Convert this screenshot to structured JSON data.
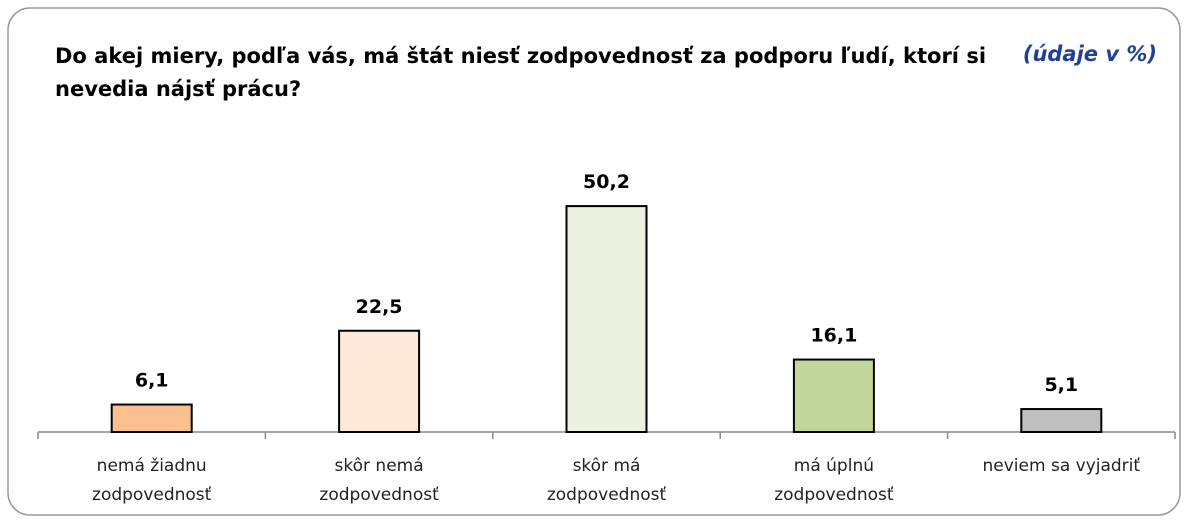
{
  "chart_data": {
    "type": "bar",
    "title": "Do akej miery, podľa vás, má štát niesť zodpovednosť za podporu ľudí, ktorí si nevedia nájsť prácu?",
    "note": "(údaje v %)",
    "categories": [
      "nemá žiadnu zodpovednosť",
      "skôr nemá zodpovednosť",
      "skôr má zodpovednosť",
      "má úplnú zodpovednosť",
      "neviem sa vyjadriť"
    ],
    "values": [
      6.1,
      22.5,
      50.2,
      16.1,
      5.1
    ],
    "value_labels": [
      "6,1",
      "22,5",
      "50,2",
      "16,1",
      "5,1"
    ],
    "colors": [
      "#fac090",
      "#fde9d9",
      "#ebf1de",
      "#c3d69b",
      "#bfbfbf"
    ]
  }
}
□ □ □ □ □
What to produce:
The material above holds pictures; copy everything else in it exactly.

The output:
Convert this screenshot to structured JSON data.
{
  "chart_data": {
    "type": "bar",
    "title": "Do akej miery, podľa vás, má štát niesť zodpovednosť za podporu ľudí, ktorí si nevedia nájsť prácu?",
    "note": "(údaje v %)",
    "categories": [
      "nemá žiadnu zodpovednosť",
      "skôr nemá zodpovednosť",
      "skôr má zodpovednosť",
      "má úplnú zodpovednosť",
      "neviem sa vyjadriť"
    ],
    "values": [
      6.1,
      22.5,
      50.2,
      16.1,
      5.1
    ],
    "value_labels": [
      "6,1",
      "22,5",
      "50,2",
      "16,1",
      "5,1"
    ],
    "colors": [
      "#fac090",
      "#fde9d9",
      "#ebf1de",
      "#c3d69b",
      "#bfbfbf"
    ]
  }
}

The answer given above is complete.